Instruction A =
Before the records that follow, list every creek or river named in the Tukats Creek page.

Selected passage =
-- START --

Canada Fly Guide
Rivers & Lakes · Unconfirmed Columbia Valley Creek

Tukats Creek

A short Columbia Valley creek carrying an official Ktunaxa-language name. The local stream network nests it under [[tatley-creek|Tatley Creek]], while BC Geographical Names describes its own mouth as flowing west into the Columbia River north of Cold Spring Creek. Provincial fish-inventory data has no direct observations here, so it reads as mapped lineage and access context rather than a confirmed fishery.
Updated July 8, 2026

Tukats Creek is a short creek in the Columbia Valley, carrying an official Ktunaxa-language name on the provincial gazetteer. The local stream network nests it as a child of Tatley Creek, but treat that relationship as an inferred network position rather than a confirmed hydrological read: do not carry fish assumptions upstream or downstream across it without a field source.

-- END --

Material provided =
-- START --

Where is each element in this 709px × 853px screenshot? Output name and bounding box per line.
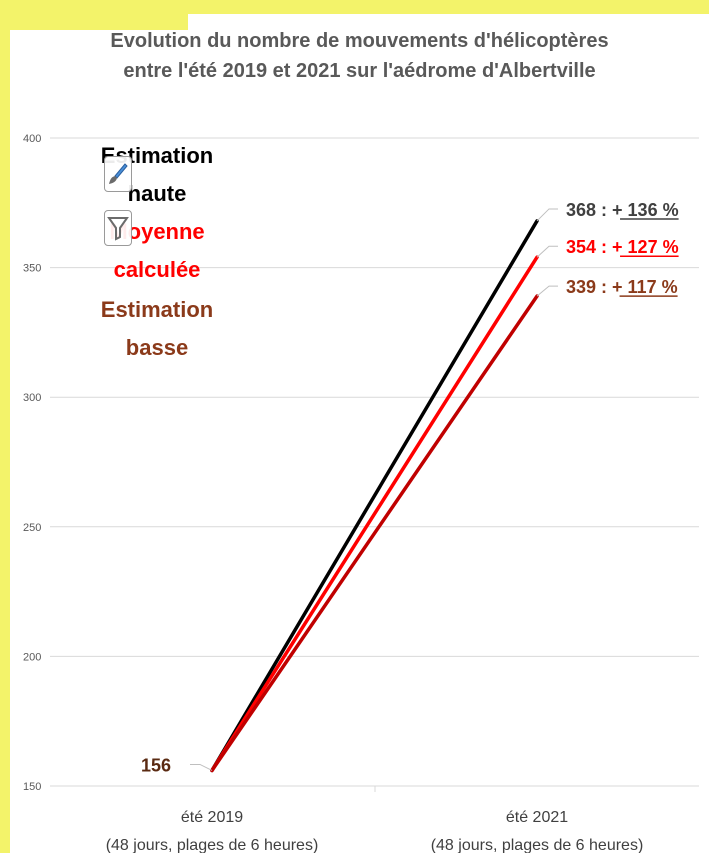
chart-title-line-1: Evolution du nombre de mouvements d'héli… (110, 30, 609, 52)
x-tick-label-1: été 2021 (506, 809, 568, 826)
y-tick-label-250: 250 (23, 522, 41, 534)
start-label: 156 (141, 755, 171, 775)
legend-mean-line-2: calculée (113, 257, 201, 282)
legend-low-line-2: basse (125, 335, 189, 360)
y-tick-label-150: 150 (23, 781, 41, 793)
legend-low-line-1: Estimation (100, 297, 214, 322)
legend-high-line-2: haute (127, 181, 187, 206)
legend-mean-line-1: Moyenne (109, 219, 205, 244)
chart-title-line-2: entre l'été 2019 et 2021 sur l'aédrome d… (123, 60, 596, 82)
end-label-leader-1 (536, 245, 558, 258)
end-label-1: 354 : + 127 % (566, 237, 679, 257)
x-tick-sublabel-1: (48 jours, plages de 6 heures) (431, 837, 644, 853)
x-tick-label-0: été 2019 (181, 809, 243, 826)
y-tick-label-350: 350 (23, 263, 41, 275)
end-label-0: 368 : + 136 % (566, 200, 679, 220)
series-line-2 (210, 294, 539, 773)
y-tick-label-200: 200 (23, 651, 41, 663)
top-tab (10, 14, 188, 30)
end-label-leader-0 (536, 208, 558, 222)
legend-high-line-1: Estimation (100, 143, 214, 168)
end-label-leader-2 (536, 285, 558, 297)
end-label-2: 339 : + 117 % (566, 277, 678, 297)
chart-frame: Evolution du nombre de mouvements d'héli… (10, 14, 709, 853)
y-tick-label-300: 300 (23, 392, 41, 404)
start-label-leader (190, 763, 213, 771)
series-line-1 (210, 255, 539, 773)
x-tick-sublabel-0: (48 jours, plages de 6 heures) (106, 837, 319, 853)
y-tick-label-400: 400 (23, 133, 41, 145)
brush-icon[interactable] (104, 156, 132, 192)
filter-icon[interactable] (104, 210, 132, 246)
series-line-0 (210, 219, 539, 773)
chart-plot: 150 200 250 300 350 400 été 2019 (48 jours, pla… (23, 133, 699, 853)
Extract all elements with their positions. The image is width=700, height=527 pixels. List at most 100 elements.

-- END --

Instruction B =
In the records above, reproduce the lines from the one containing "chart-title-line-1: Evolution du" to the one containing "y-tick-label-350: 350 (23, 263, 41, 275)", both included.

Written response A =
Tukats Creek
Tatley Creek
Columbia River
Cold Spring Creek

Written response B =
chart-title-line-1: Evolution du nombre de mouvements d'héli… (110, 30, 609, 52)
x-tick-label-1: été 2021 (506, 809, 568, 826)
y-tick-label-250: 250 (23, 522, 41, 534)
start-label: 156 (141, 755, 171, 775)
legend-mean-line-2: calculée (113, 257, 201, 282)
legend-low-line-2: basse (125, 335, 189, 360)
y-tick-label-150: 150 (23, 781, 41, 793)
legend-low-line-1: Estimation (100, 297, 214, 322)
legend-high-line-2: haute (127, 181, 187, 206)
legend-mean-line-1: Moyenne (109, 219, 205, 244)
chart-title-line-2: entre l'été 2019 et 2021 sur l'aédrome d… (123, 60, 596, 82)
end-label-leader-1 (536, 245, 558, 258)
end-label-1: 354 : + 127 % (566, 237, 679, 257)
x-tick-sublabel-1: (48 jours, plages de 6 heures) (431, 837, 644, 853)
x-tick-label-0: été 2019 (181, 809, 243, 826)
y-tick-label-350: 350 (23, 263, 41, 275)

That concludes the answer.